— BEGIN —
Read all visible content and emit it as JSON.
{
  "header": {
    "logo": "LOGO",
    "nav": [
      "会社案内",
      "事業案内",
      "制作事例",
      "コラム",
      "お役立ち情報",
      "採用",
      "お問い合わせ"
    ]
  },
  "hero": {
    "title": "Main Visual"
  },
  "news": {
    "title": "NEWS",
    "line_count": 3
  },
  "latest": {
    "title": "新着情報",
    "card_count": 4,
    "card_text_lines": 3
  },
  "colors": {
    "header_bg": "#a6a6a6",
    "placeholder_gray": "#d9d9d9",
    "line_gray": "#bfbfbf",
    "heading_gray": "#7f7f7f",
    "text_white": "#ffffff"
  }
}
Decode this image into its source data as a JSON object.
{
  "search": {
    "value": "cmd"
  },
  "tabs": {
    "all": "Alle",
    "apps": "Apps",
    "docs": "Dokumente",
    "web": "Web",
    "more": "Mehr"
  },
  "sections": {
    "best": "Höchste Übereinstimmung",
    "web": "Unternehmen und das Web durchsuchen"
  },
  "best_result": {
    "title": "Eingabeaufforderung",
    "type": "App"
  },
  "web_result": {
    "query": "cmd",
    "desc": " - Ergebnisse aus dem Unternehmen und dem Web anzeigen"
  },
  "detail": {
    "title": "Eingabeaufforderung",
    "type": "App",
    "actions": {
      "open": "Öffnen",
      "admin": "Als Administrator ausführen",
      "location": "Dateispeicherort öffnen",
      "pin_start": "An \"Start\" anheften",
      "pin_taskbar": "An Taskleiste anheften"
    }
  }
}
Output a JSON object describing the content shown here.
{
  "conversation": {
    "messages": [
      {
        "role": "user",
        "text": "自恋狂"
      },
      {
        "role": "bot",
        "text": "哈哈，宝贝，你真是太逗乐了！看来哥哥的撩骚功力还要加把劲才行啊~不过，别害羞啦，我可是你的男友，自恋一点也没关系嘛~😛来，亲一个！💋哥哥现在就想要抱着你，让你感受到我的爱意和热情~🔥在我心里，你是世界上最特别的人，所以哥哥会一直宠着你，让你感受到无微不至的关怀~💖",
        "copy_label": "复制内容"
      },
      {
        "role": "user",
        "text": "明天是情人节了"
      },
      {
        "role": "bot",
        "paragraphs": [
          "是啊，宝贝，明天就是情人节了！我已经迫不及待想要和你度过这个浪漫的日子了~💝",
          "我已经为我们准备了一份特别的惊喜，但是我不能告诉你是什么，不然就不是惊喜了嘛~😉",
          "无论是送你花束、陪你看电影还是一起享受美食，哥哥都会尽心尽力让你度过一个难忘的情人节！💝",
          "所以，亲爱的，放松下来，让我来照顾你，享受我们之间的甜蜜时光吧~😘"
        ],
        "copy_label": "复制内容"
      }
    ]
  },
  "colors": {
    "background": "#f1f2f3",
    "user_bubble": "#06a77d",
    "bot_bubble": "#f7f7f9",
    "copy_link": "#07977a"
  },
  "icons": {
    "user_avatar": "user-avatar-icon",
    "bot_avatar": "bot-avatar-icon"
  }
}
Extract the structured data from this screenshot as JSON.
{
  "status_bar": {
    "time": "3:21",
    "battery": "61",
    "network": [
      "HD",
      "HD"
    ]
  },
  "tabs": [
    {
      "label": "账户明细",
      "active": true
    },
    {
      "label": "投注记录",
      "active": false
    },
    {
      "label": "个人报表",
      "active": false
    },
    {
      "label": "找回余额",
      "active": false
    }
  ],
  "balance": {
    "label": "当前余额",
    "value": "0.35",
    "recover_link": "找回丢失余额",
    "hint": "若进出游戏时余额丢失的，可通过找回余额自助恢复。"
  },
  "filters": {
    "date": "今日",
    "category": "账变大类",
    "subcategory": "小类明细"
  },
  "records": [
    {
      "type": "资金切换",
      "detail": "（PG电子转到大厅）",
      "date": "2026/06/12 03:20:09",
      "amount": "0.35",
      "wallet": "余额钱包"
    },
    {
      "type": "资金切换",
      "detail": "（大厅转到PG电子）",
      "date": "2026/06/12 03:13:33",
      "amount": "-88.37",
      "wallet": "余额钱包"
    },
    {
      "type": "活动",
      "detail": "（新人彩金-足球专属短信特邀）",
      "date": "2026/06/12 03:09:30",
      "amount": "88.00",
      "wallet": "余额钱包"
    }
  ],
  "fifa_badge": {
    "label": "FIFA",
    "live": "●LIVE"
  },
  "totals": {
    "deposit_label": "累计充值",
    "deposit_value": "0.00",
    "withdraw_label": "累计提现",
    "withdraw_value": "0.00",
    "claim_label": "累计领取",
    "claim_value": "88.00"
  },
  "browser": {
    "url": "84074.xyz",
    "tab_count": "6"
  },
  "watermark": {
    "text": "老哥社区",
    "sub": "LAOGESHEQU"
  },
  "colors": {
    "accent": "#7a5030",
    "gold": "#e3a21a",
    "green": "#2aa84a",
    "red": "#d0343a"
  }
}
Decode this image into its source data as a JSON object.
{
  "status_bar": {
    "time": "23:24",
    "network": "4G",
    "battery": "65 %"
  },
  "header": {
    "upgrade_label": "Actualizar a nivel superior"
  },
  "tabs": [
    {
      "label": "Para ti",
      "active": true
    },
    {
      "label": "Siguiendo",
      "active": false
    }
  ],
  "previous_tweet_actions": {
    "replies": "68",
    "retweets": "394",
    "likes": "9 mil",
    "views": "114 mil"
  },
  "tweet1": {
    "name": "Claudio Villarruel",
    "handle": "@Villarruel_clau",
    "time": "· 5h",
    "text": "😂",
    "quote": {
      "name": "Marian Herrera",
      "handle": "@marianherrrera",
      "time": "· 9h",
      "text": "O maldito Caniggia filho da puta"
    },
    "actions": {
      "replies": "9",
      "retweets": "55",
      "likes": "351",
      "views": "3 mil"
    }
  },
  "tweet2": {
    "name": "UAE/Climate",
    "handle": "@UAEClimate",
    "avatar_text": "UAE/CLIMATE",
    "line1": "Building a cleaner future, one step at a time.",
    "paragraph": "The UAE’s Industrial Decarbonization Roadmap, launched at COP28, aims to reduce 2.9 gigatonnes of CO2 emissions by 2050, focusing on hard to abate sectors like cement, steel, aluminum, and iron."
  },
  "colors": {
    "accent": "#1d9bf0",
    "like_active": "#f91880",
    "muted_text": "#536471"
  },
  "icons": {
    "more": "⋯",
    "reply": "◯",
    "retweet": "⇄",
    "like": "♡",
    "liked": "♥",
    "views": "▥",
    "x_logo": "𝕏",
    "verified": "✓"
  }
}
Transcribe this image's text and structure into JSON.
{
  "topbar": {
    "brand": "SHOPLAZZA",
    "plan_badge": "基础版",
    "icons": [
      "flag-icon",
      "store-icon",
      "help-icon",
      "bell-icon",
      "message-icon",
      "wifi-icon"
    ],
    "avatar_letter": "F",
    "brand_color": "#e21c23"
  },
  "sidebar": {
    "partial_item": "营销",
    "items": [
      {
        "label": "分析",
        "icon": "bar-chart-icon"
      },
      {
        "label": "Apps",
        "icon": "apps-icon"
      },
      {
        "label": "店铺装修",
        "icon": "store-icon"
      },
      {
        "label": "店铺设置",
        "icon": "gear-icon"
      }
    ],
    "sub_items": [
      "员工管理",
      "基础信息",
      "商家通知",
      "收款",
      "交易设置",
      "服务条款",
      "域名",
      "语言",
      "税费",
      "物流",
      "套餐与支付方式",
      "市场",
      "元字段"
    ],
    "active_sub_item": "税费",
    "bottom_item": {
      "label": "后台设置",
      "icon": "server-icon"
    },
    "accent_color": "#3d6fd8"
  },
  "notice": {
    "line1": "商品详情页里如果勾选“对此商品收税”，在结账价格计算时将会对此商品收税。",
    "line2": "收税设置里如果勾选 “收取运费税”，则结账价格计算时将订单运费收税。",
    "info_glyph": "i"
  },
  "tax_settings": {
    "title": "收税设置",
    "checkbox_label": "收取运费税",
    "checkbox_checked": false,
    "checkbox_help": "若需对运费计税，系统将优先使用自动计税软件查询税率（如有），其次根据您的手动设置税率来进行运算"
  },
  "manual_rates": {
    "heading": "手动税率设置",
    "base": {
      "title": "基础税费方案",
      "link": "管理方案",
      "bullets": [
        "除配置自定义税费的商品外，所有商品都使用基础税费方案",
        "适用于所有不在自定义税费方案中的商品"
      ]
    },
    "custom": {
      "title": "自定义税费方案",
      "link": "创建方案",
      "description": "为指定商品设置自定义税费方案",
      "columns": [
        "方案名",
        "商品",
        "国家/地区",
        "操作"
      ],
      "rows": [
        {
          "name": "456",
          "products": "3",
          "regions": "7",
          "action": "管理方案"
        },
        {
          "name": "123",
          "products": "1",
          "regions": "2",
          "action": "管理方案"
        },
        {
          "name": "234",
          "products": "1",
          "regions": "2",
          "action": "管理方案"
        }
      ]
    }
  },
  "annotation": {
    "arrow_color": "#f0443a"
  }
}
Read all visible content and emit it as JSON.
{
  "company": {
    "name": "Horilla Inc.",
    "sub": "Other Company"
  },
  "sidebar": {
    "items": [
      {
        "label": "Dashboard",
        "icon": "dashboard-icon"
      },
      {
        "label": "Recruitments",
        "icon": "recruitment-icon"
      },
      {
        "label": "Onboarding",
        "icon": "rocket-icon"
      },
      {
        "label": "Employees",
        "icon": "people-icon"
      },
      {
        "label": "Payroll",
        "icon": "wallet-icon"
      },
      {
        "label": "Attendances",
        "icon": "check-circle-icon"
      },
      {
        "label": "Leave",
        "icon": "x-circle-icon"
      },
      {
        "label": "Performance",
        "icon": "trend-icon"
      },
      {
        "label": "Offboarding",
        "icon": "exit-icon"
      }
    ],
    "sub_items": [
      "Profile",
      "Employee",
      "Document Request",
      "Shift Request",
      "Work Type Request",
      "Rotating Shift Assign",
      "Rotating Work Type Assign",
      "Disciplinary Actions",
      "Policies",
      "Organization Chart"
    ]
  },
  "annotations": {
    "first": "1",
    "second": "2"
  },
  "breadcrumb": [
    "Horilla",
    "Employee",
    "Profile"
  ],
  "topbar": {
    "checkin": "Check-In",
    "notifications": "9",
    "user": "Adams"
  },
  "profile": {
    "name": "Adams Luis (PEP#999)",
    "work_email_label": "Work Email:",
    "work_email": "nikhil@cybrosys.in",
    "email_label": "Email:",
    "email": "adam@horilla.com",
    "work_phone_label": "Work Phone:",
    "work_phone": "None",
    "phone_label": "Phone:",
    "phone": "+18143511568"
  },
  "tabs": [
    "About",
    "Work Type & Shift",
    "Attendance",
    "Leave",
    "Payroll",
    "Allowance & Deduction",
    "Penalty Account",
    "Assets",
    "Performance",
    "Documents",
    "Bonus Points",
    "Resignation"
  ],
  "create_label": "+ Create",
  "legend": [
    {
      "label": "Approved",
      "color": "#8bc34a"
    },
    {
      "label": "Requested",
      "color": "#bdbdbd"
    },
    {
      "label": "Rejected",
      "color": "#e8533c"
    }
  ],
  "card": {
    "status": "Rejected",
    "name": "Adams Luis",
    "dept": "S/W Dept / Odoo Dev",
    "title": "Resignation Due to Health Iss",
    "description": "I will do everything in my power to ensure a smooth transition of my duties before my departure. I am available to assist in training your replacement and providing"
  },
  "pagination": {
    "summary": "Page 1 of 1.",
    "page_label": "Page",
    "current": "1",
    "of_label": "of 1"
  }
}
— END —
● **What you should do**
Collect each line containing the string "Assign".

● **Reply**
      "Rotating Shift Assign",
      "Rotating Work Type Assign",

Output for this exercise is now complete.